▶ WRITTEN EXERCISE: Identify every line containing the word "will" and reproduce each one.

-- START RAW RECORDS --

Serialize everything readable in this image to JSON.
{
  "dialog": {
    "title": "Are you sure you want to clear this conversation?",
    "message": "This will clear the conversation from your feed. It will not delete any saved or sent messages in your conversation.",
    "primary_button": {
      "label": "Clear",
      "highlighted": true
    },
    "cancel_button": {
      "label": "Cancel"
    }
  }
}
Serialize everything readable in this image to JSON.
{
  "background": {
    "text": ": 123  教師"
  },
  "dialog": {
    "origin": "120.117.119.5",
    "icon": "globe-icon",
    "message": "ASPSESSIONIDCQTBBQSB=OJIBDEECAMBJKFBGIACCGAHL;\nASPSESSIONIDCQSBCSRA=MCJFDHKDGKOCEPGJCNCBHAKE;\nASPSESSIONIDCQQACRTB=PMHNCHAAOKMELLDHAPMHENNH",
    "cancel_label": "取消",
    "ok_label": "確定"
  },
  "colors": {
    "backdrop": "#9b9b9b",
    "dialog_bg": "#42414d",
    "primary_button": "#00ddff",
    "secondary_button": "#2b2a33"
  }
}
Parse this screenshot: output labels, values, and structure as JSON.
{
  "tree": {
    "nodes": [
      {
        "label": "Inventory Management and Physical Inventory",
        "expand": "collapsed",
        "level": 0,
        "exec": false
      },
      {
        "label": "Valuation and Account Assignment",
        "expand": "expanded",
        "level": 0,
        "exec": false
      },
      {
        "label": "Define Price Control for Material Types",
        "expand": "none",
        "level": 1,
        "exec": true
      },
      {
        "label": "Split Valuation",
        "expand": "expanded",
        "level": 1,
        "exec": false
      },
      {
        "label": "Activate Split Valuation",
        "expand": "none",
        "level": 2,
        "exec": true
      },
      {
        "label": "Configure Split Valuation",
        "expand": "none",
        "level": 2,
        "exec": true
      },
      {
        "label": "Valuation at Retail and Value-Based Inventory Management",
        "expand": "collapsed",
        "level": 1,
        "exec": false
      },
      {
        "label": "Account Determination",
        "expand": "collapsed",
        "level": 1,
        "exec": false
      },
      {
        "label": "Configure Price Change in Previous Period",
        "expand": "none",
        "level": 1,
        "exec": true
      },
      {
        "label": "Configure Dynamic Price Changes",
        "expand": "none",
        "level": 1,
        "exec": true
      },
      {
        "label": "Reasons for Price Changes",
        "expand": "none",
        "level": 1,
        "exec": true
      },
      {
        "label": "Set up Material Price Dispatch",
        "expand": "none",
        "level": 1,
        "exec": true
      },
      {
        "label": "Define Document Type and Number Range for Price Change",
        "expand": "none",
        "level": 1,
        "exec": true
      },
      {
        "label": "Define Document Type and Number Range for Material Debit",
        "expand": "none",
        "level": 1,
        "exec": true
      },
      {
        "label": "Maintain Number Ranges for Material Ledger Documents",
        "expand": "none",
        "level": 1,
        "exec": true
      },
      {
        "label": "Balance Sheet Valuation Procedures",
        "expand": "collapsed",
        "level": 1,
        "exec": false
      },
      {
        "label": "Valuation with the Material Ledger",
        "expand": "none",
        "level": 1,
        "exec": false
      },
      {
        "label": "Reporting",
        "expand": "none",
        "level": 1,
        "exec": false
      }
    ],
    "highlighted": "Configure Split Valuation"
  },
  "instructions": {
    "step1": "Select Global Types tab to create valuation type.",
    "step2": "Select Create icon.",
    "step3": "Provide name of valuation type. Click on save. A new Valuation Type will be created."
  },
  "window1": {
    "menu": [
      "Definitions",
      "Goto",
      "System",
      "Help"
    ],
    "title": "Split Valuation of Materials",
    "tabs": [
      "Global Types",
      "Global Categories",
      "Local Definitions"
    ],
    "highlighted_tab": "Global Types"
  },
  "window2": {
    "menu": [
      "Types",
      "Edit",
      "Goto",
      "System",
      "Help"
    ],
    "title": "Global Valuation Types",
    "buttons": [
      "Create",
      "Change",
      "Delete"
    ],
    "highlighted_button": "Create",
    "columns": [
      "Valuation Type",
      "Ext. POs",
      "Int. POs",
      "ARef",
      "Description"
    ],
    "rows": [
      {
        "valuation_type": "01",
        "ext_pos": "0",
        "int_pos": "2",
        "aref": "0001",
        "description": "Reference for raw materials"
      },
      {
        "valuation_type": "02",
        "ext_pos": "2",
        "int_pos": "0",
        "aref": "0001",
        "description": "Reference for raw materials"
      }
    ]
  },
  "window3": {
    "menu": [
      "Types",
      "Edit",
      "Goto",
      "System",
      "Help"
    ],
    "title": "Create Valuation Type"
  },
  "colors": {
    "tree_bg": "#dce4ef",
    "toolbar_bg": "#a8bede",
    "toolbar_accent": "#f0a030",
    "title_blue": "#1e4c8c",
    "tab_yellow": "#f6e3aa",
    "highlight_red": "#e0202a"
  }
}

-- END RAW RECORDS --

▶ WRITTEN SOLUTION:
    "message": "This will clear the conversation from your feed. It will not delete any saved or sent messages in your conversation.",
    "step3": "Provide name of valuation type. Click on save. A new Valuation Type will be created."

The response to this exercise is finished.